**** INFORMATION SUPPLIED ****

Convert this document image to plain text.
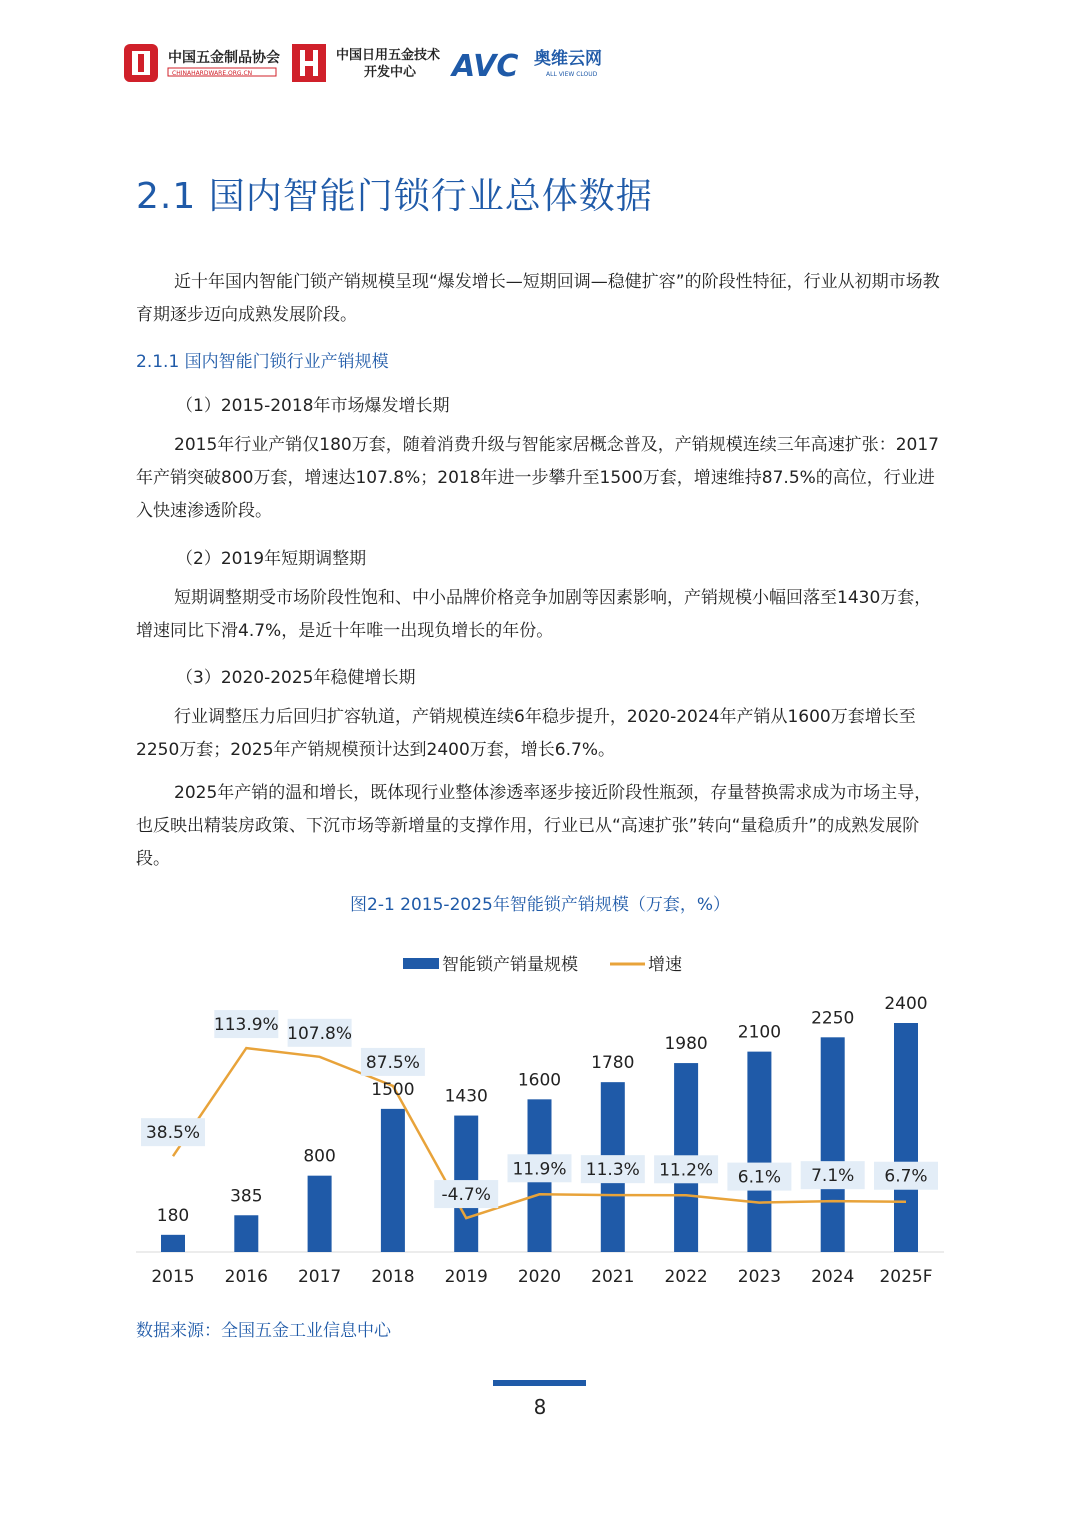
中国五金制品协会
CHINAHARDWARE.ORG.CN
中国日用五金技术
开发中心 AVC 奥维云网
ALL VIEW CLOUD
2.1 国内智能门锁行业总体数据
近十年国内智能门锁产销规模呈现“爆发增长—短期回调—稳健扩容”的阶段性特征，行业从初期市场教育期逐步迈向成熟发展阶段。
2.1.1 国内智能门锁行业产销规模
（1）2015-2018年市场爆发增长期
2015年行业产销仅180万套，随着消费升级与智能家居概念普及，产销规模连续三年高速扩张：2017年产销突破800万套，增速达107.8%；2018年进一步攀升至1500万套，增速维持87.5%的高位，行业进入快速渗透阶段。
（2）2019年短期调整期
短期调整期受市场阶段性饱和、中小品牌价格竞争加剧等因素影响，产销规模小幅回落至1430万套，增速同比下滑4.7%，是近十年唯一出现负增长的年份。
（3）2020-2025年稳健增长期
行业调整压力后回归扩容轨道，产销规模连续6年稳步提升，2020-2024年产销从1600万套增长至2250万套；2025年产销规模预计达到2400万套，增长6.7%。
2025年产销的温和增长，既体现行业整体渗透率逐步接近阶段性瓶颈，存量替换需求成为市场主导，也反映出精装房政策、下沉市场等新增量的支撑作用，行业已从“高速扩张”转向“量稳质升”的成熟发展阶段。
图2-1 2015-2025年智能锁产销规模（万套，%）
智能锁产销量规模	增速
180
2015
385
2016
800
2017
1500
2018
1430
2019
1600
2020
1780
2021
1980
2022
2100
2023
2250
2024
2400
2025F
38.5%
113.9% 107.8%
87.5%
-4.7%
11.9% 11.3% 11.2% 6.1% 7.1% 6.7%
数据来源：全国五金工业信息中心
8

****

| YOUR GOAL |
Your copy of the data should match it exactly, except that pictures are left out.

| REPLY |
Convert this document image to plain text.
中国五金制品协会
CHINAHARDWARE.ORG.CN
中国日用五金技术
开发中心 AVC 奥维云网
ALL VIEW CLOUD
2.1 国内智能门锁行业总体数据
近十年国内智能门锁产销规模呈现“爆发增长—短期回调—稳健扩容”的阶段性特征，行业从初期市场教育期逐步迈向成熟发展阶段。
2.1.1 国内智能门锁行业产销规模
（1）2015-2018年市场爆发增长期
2015年行业产销仅180万套，随着消费升级与智能家居概念普及，产销规模连续三年高速扩张：2017年产销突破800万套，增速达107.8%；2018年进一步攀升至1500万套，增速维持87.5%的高位，行业进入快速渗透阶段。
（2）2019年短期调整期
短期调整期受市场阶段性饱和、中小品牌价格竞争加剧等因素影响，产销规模小幅回落至1430万套，增速同比下滑4.7%，是近十年唯一出现负增长的年份。
（3）2020-2025年稳健增长期
行业调整压力后回归扩容轨道，产销规模连续6年稳步提升，2020-2024年产销从1600万套增长至2250万套；2025年产销规模预计达到2400万套，增长6.7%。
2025年产销的温和增长，既体现行业整体渗透率逐步接近阶段性瓶颈，存量替换需求成为市场主导，也反映出精装房政策、下沉市场等新增量的支撑作用，行业已从“高速扩张”转向“量稳质升”的成熟发展阶段。
图2-1 2015-2025年智能锁产销规模（万套，%）
智能锁产销量规模	增速
180
2015
385
2016
800
2017
1500
2018
1430
2019
1600
2020
1780
2021
1980
2022
2100
2023
2250
2024
2400
2025F
38.5%
113.9% 107.8%
87.5%
-4.7%
11.9% 11.3% 11.2% 6.1% 7.1% 6.7%
数据来源：全国五金工业信息中心
8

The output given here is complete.